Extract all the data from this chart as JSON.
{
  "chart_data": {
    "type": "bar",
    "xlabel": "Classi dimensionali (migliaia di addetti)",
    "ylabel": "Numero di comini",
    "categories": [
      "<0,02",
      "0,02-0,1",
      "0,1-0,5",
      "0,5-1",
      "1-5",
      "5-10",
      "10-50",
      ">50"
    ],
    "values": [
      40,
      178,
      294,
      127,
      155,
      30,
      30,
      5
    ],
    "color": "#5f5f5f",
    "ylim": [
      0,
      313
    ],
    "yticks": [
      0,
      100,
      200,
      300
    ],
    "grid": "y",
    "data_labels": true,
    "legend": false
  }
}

-------------------------

WHAT THIS TASK INVOLVES
Repeat the material above in full, keeping every word.

REPLY TO THE TASK
Extract all the data from this chart as JSON.
{
  "chart_data": {
    "type": "bar",
    "xlabel": "Classi dimensionali (migliaia di addetti)",
    "ylabel": "Numero di comini",
    "categories": [
      "<0,02",
      "0,02-0,1",
      "0,1-0,5",
      "0,5-1",
      "1-5",
      "5-10",
      "10-50",
      ">50"
    ],
    "values": [
      40,
      178,
      294,
      127,
      155,
      30,
      30,
      5
    ],
    "color": "#5f5f5f",
    "ylim": [
      0,
      313
    ],
    "yticks": [
      0,
      100,
      200,
      300
    ],
    "grid": "y",
    "data_labels": true,
    "legend": false
  }
}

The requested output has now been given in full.